▸ Exercise details
Every line of the material below must be repeated exactly.

Stored data entries
══════

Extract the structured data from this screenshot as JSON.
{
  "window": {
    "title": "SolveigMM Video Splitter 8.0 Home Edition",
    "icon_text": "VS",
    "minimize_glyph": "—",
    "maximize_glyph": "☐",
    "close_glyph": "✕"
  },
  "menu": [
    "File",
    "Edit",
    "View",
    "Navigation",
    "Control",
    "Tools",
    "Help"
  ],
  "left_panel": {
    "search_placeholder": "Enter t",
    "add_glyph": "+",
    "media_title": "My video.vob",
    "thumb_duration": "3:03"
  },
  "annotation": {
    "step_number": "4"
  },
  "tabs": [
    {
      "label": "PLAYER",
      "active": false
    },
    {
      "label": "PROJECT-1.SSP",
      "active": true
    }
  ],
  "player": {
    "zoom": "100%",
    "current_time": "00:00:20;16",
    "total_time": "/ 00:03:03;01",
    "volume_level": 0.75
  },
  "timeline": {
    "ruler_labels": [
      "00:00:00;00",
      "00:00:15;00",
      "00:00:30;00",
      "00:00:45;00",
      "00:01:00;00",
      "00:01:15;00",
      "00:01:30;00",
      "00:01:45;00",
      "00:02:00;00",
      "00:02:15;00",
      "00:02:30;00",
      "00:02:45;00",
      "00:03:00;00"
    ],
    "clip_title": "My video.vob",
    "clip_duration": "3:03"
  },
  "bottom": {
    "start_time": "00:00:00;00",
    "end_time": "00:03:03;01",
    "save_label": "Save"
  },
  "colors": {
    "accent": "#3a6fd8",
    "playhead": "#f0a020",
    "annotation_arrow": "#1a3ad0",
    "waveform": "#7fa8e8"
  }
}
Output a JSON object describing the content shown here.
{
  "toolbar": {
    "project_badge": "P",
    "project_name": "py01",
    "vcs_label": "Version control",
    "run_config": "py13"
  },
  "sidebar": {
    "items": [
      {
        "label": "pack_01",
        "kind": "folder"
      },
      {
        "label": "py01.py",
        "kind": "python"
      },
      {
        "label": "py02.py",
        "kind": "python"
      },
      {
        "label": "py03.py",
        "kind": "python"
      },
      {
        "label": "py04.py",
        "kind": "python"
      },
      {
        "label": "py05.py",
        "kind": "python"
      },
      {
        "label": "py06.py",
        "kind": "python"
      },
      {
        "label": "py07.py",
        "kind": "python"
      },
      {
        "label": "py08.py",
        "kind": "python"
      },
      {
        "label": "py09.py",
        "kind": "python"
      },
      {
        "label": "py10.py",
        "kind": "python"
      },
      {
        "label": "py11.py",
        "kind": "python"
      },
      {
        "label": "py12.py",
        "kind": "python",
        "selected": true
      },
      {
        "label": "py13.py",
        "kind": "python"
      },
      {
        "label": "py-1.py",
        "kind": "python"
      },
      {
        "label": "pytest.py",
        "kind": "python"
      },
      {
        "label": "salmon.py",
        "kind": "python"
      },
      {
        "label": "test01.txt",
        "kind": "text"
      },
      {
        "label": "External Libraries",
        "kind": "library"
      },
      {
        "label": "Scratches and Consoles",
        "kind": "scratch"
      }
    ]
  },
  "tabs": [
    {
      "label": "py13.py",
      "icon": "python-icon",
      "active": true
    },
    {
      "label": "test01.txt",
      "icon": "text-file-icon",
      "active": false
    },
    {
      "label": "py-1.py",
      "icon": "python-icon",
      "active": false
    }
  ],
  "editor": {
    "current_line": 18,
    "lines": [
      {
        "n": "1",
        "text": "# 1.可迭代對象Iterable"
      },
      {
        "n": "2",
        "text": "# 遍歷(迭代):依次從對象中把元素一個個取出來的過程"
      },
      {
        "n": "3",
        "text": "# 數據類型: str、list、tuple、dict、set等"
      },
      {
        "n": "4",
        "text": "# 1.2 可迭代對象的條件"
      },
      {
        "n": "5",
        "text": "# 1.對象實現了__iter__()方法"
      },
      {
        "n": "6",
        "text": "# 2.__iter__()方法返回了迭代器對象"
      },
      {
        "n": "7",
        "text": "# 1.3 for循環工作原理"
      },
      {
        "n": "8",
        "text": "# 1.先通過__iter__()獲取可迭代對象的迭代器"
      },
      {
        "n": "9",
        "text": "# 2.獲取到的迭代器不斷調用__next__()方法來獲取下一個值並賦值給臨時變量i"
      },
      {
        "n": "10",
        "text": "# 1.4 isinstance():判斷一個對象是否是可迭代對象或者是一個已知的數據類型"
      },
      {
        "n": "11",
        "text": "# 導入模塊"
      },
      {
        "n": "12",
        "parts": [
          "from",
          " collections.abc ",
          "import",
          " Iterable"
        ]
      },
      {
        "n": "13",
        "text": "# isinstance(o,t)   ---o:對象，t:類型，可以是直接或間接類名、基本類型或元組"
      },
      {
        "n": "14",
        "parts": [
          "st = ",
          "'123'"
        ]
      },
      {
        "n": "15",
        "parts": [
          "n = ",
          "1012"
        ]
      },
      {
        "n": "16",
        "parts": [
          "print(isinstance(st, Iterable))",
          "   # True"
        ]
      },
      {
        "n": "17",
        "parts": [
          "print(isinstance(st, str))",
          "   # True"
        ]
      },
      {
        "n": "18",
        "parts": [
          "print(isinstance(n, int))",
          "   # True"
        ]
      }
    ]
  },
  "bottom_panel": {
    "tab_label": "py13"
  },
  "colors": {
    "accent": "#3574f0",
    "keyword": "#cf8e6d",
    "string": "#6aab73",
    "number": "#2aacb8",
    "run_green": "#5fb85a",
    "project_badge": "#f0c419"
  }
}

══════

▸ Reply to the task
Extract the structured data from this screenshot as JSON.
{
  "window": {
    "title": "SolveigMM Video Splitter 8.0 Home Edition",
    "icon_text": "VS",
    "minimize_glyph": "—",
    "maximize_glyph": "☐",
    "close_glyph": "✕"
  },
  "menu": [
    "File",
    "Edit",
    "View",
    "Navigation",
    "Control",
    "Tools",
    "Help"
  ],
  "left_panel": {
    "search_placeholder": "Enter t",
    "add_glyph": "+",
    "media_title": "My video.vob",
    "thumb_duration": "3:03"
  },
  "annotation": {
    "step_number": "4"
  },
  "tabs": [
    {
      "label": "PLAYER",
      "active": false
    },
    {
      "label": "PROJECT-1.SSP",
      "active": true
    }
  ],
  "player": {
    "zoom": "100%",
    "current_time": "00:00:20;16",
    "total_time": "/ 00:03:03;01",
    "volume_level": 0.75
  },
  "timeline": {
    "ruler_labels": [
      "00:00:00;00",
      "00:00:15;00",
      "00:00:30;00",
      "00:00:45;00",
      "00:01:00;00",
      "00:01:15;00",
      "00:01:30;00",
      "00:01:45;00",
      "00:02:00;00",
      "00:02:15;00",
      "00:02:30;00",
      "00:02:45;00",
      "00:03:00;00"
    ],
    "clip_title": "My video.vob",
    "clip_duration": "3:03"
  },
  "bottom": {
    "start_time": "00:00:00;00",
    "end_time": "00:03:03;01",
    "save_label": "Save"
  },
  "colors": {
    "accent": "#3a6fd8",
    "playhead": "#f0a020",
    "annotation_arrow": "#1a3ad0",
    "waveform": "#7fa8e8"
  }
}
Output a JSON object describing the content shown here.
{
  "toolbar": {
    "project_badge": "P",
    "project_name": "py01",
    "vcs_label": "Version control",
    "run_config": "py13"
  },
  "sidebar": {
    "items": [
      {
        "label": "pack_01",
        "kind": "folder"
      },
      {
        "label": "py01.py",
        "kind": "python"
      },
      {
        "label": "py02.py",
        "kind": "python"
      },
      {
        "label": "py03.py",
        "kind": "python"
      },
      {
        "label": "py04.py",
        "kind": "python"
      },
      {
        "label": "py05.py",
        "kind": "python"
      },
      {
        "label": "py06.py",
        "kind": "python"
      },
      {
        "label": "py07.py",
        "kind": "python"
      },
      {
        "label": "py08.py",
        "kind": "python"
      },
      {
        "label": "py09.py",
        "kind": "python"
      },
      {
        "label": "py10.py",
        "kind": "python"
      },
      {
        "label": "py11.py",
        "kind": "python"
      },
      {
        "label": "py12.py",
        "kind": "python",
        "selected": true
      },
      {
        "label": "py13.py",
        "kind": "python"
      },
      {
        "label": "py-1.py",
        "kind": "python"
      },
      {
        "label": "pytest.py",
        "kind": "python"
      },
      {
        "label": "salmon.py",
        "kind": "python"
      },
      {
        "label": "test01.txt",
        "kind": "text"
      },
      {
        "label": "External Libraries",
        "kind": "library"
      },
      {
        "label": "Scratches and Consoles",
        "kind": "scratch"
      }
    ]
  },
  "tabs": [
    {
      "label": "py13.py",
      "icon": "python-icon",
      "active": true
    },
    {
      "label": "test01.txt",
      "icon": "text-file-icon",
      "active": false
    },
    {
      "label": "py-1.py",
      "icon": "python-icon",
      "active": false
    }
  ],
  "editor": {
    "current_line": 18,
    "lines": [
      {
        "n": "1",
        "text": "# 1.可迭代對象Iterable"
      },
      {
        "n": "2",
        "text": "# 遍歷(迭代):依次從對象中把元素一個個取出來的過程"
      },
      {
        "n": "3",
        "text": "# 數據類型: str、list、tuple、dict、set等"
      },
      {
        "n": "4",
        "text": "# 1.2 可迭代對象的條件"
      },
      {
        "n": "5",
        "text": "# 1.對象實現了__iter__()方法"
      },
      {
        "n": "6",
        "text": "# 2.__iter__()方法返回了迭代器對象"
      },
      {
        "n": "7",
        "text": "# 1.3 for循環工作原理"
      },
      {
        "n": "8",
        "text": "# 1.先通過__iter__()獲取可迭代對象的迭代器"
      },
      {
        "n": "9",
        "text": "# 2.獲取到的迭代器不斷調用__next__()方法來獲取下一個值並賦值給臨時變量i"
      },
      {
        "n": "10",
        "text": "# 1.4 isinstance():判斷一個對象是否是可迭代對象或者是一個已知的數據類型"
      },
      {
        "n": "11",
        "text": "# 導入模塊"
      },
      {
        "n": "12",
        "parts": [
          "from",
          " collections.abc ",
          "import",
          " Iterable"
        ]
      },
      {
        "n": "13",
        "text": "# isinstance(o,t)   ---o:對象，t:類型，可以是直接或間接類名、基本類型或元組"
      },
      {
        "n": "14",
        "parts": [
          "st = ",
          "'123'"
        ]
      },
      {
        "n": "15",
        "parts": [
          "n = ",
          "1012"
        ]
      },
      {
        "n": "16",
        "parts": [
          "print(isinstance(st, Iterable))",
          "   # True"
        ]
      },
      {
        "n": "17",
        "parts": [
          "print(isinstance(st, str))",
          "   # True"
        ]
      },
      {
        "n": "18",
        "parts": [
          "print(isinstance(n, int))",
          "   # True"
        ]
      }
    ]
  },
  "bottom_panel": {
    "tab_label": "py13"
  },
  "colors": {
    "accent": "#3574f0",
    "keyword": "#cf8e6d",
    "string": "#6aab73",
    "number": "#2aacb8",
    "run_green": "#5fb85a",
    "project_badge": "#f0c419"
  }
}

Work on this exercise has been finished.